(Entries taken from a collection)
*****
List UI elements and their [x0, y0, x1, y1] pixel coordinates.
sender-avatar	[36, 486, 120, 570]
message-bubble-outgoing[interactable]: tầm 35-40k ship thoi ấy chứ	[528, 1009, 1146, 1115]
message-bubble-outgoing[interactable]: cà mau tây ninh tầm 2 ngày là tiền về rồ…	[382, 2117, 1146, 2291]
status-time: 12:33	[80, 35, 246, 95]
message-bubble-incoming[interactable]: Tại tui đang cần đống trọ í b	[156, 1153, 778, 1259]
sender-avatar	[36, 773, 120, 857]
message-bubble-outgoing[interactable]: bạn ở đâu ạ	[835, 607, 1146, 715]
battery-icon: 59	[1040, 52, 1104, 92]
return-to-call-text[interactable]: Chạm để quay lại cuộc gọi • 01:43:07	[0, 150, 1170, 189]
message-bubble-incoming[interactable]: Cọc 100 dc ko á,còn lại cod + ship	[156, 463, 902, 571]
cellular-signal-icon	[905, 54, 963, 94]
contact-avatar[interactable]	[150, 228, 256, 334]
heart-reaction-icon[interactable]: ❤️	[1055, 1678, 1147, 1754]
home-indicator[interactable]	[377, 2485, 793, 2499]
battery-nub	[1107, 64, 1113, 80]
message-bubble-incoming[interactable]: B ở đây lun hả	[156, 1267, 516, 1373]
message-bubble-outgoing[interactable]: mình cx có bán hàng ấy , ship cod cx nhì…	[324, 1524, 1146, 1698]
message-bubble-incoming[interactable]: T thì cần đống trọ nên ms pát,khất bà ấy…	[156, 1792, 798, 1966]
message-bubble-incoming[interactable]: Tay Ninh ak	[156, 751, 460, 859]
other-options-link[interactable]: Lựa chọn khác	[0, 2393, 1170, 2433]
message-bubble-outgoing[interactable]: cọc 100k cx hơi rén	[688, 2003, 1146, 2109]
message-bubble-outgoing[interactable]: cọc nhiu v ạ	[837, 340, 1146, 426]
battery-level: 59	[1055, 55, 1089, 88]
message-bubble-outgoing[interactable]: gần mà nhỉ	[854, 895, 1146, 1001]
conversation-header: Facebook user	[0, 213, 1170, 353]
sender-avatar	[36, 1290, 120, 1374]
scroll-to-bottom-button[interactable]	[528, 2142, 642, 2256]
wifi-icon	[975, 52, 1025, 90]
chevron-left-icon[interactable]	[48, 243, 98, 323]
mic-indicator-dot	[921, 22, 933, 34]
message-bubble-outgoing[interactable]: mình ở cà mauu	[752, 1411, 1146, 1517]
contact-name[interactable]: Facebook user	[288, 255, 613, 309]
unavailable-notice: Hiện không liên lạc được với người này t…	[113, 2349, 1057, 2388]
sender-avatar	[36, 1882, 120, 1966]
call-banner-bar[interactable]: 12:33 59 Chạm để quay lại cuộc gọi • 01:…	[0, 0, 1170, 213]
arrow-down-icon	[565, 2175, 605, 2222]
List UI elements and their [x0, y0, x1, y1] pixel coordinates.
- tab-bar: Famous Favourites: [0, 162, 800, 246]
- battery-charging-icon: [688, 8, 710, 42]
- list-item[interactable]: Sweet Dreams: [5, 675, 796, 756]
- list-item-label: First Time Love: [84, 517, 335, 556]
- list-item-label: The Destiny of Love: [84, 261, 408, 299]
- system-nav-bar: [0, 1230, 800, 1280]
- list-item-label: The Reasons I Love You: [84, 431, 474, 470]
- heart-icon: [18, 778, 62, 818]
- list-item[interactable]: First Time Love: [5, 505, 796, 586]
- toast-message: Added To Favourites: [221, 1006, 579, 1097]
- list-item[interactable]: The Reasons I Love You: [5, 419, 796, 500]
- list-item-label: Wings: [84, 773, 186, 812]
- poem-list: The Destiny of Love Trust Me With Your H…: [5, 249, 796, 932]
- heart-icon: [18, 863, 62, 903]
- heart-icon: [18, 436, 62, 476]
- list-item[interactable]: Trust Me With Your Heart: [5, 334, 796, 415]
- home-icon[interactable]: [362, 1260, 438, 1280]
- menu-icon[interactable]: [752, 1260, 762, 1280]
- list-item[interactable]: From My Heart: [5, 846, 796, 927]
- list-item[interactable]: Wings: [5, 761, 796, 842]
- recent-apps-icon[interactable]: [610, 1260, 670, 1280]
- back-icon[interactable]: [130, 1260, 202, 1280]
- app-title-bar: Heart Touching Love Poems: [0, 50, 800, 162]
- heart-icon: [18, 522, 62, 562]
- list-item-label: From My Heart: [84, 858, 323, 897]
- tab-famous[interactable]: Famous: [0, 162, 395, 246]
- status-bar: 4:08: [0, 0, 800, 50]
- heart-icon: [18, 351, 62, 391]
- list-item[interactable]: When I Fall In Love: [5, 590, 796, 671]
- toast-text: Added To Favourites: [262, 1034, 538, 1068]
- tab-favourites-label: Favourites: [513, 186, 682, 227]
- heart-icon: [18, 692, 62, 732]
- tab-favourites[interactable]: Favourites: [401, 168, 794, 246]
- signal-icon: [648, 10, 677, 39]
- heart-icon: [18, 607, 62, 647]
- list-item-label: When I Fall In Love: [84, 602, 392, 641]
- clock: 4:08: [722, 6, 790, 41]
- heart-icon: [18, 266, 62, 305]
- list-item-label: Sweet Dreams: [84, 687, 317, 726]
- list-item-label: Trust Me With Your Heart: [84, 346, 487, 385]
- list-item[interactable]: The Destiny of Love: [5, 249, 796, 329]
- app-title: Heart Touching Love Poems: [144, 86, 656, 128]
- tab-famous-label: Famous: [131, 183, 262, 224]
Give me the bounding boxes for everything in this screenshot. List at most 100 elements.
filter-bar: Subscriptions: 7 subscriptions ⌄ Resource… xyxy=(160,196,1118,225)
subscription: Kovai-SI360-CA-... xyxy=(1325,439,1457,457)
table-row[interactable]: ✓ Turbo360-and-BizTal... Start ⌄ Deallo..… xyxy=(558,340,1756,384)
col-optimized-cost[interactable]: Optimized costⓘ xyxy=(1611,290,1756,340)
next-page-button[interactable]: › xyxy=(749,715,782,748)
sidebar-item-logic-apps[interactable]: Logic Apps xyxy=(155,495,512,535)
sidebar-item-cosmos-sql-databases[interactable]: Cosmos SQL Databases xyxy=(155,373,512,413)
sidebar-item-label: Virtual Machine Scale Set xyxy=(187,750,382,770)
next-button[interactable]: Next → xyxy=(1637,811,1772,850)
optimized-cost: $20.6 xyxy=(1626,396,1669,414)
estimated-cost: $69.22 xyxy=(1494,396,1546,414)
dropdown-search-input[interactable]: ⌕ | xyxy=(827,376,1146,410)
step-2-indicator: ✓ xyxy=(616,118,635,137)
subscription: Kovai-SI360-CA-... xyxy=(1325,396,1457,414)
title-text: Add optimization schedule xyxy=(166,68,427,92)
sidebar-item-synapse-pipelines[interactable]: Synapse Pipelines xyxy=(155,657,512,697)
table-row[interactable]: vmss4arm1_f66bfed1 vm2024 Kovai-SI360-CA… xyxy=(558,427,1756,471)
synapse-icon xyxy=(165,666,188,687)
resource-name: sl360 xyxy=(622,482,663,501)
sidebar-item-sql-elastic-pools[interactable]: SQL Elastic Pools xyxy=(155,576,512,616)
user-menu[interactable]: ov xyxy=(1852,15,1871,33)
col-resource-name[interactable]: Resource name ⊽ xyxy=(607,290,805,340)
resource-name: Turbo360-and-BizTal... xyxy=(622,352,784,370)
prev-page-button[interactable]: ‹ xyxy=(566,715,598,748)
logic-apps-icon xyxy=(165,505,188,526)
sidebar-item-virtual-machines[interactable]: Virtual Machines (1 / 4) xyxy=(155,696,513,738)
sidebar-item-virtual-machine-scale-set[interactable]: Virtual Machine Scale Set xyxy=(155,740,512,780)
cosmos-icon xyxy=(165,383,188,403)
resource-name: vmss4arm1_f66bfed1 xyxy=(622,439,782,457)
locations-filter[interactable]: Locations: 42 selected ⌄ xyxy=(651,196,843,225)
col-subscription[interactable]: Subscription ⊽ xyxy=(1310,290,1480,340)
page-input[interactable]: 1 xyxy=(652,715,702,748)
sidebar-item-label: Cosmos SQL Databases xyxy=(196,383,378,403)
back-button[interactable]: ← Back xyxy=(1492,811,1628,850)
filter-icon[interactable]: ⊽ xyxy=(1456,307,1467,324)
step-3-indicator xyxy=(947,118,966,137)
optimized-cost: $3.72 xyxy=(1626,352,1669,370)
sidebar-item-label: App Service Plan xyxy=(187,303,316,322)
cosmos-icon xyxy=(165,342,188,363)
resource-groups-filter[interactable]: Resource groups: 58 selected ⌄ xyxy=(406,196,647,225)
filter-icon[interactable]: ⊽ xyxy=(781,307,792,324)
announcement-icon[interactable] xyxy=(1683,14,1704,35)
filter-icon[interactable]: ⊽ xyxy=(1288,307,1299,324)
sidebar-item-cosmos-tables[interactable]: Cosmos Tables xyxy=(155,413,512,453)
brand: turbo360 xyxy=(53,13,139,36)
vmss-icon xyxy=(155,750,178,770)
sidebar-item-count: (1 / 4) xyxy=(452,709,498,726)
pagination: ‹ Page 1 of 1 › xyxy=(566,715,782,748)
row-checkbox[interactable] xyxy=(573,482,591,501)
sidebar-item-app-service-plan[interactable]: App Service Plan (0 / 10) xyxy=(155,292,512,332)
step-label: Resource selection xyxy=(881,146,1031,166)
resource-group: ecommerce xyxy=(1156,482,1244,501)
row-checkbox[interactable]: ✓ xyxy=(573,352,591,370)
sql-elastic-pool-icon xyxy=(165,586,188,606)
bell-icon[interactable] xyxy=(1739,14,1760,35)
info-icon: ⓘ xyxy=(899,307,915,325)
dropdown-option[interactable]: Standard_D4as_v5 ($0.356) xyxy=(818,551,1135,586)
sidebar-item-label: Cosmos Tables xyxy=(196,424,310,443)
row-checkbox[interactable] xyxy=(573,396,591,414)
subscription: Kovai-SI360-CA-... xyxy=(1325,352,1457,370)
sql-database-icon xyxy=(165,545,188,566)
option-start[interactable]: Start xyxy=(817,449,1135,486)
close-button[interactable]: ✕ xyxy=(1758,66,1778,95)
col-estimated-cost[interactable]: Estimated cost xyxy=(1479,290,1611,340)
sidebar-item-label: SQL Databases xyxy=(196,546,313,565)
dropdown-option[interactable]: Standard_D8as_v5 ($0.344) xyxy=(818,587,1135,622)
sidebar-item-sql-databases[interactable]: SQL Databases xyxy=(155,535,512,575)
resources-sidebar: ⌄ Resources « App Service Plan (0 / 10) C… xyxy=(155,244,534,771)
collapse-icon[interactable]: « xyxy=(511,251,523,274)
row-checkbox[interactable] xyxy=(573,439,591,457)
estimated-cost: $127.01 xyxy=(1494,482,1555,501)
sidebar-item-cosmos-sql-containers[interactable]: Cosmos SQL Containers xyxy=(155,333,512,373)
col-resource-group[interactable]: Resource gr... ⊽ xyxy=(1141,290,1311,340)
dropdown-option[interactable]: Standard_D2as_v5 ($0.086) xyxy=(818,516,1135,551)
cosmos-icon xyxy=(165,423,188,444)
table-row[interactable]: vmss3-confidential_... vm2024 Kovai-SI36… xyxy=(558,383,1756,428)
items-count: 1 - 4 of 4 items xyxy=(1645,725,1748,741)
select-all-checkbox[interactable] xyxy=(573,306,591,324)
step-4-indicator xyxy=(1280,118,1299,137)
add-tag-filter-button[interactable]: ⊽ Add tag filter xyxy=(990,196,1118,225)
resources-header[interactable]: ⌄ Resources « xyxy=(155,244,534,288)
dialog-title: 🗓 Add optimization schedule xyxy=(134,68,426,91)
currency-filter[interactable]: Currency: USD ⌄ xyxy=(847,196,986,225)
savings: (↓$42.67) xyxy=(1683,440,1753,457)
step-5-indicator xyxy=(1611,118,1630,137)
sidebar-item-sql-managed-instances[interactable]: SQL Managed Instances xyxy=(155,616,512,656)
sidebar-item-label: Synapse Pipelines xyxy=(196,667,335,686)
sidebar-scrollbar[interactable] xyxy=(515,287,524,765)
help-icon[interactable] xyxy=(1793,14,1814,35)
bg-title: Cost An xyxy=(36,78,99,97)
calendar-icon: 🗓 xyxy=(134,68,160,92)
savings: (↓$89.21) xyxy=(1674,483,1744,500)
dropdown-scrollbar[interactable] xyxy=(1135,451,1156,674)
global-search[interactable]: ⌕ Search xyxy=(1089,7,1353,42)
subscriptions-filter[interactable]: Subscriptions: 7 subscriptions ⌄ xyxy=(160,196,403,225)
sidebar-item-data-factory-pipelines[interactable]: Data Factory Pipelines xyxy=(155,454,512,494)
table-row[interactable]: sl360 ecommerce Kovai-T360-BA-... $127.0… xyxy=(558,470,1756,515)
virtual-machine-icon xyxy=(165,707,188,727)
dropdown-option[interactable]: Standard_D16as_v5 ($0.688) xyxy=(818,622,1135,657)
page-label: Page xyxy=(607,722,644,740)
*****
### Objective
Starting at the beginning of the material and ending with the line that has "2175, 605, 2222]", change "sender-avatar" to "participant-avatar" and rewrite those lines with nothing else altered.

### Finished exercise
List UI elements and their [x0, y0, x1, y1] pixel coordinates.
participant-avatar	[36, 486, 120, 570]
message-bubble-outgoing[interactable]: tầm 35-40k ship thoi ấy chứ	[528, 1009, 1146, 1115]
message-bubble-outgoing[interactable]: cà mau tây ninh tầm 2 ngày là tiền về rồ…	[382, 2117, 1146, 2291]
status-time: 12:33	[80, 35, 246, 95]
message-bubble-incoming[interactable]: Tại tui đang cần đống trọ í b	[156, 1153, 778, 1259]
participant-avatar	[36, 773, 120, 857]
message-bubble-outgoing[interactable]: bạn ở đâu ạ	[835, 607, 1146, 715]
battery-icon: 59	[1040, 52, 1104, 92]
return-to-call-text[interactable]: Chạm để quay lại cuộc gọi • 01:43:07	[0, 150, 1170, 189]
message-bubble-incoming[interactable]: Cọc 100 dc ko á,còn lại cod + ship	[156, 463, 902, 571]
cellular-signal-icon	[905, 54, 963, 94]
contact-avatar[interactable]	[150, 228, 256, 334]
heart-reaction-icon[interactable]: ❤️	[1055, 1678, 1147, 1754]
home-indicator[interactable]	[377, 2485, 793, 2499]
battery-nub	[1107, 64, 1113, 80]
message-bubble-incoming[interactable]: B ở đây lun hả	[156, 1267, 516, 1373]
message-bubble-outgoing[interactable]: mình cx có bán hàng ấy , ship cod cx nhì…	[324, 1524, 1146, 1698]
message-bubble-incoming[interactable]: T thì cần đống trọ nên ms pát,khất bà ấy…	[156, 1792, 798, 1966]
message-bubble-incoming[interactable]: Tay Ninh ak	[156, 751, 460, 859]
other-options-link[interactable]: Lựa chọn khác	[0, 2393, 1170, 2433]
message-bubble-outgoing[interactable]: cọc 100k cx hơi rén	[688, 2003, 1146, 2109]
message-bubble-outgoing[interactable]: cọc nhiu v ạ	[837, 340, 1146, 426]
battery-level: 59	[1055, 55, 1089, 88]
message-bubble-outgoing[interactable]: gần mà nhỉ	[854, 895, 1146, 1001]
conversation-header: Facebook user	[0, 213, 1170, 353]
participant-avatar	[36, 1290, 120, 1374]
scroll-to-bottom-button[interactable]	[528, 2142, 642, 2256]
wifi-icon	[975, 52, 1025, 90]
chevron-left-icon[interactable]	[48, 243, 98, 323]
mic-indicator-dot	[921, 22, 933, 34]
message-bubble-outgoing[interactable]: mình ở cà mauu	[752, 1411, 1146, 1517]
contact-name[interactable]: Facebook user	[288, 255, 613, 309]
unavailable-notice: Hiện không liên lạc được với người này t…	[113, 2349, 1057, 2388]
participant-avatar	[36, 1882, 120, 1966]
call-banner-bar[interactable]: 12:33 59 Chạm để quay lại cuộc gọi • 01:…	[0, 0, 1170, 213]
arrow-down-icon	[565, 2175, 605, 2222]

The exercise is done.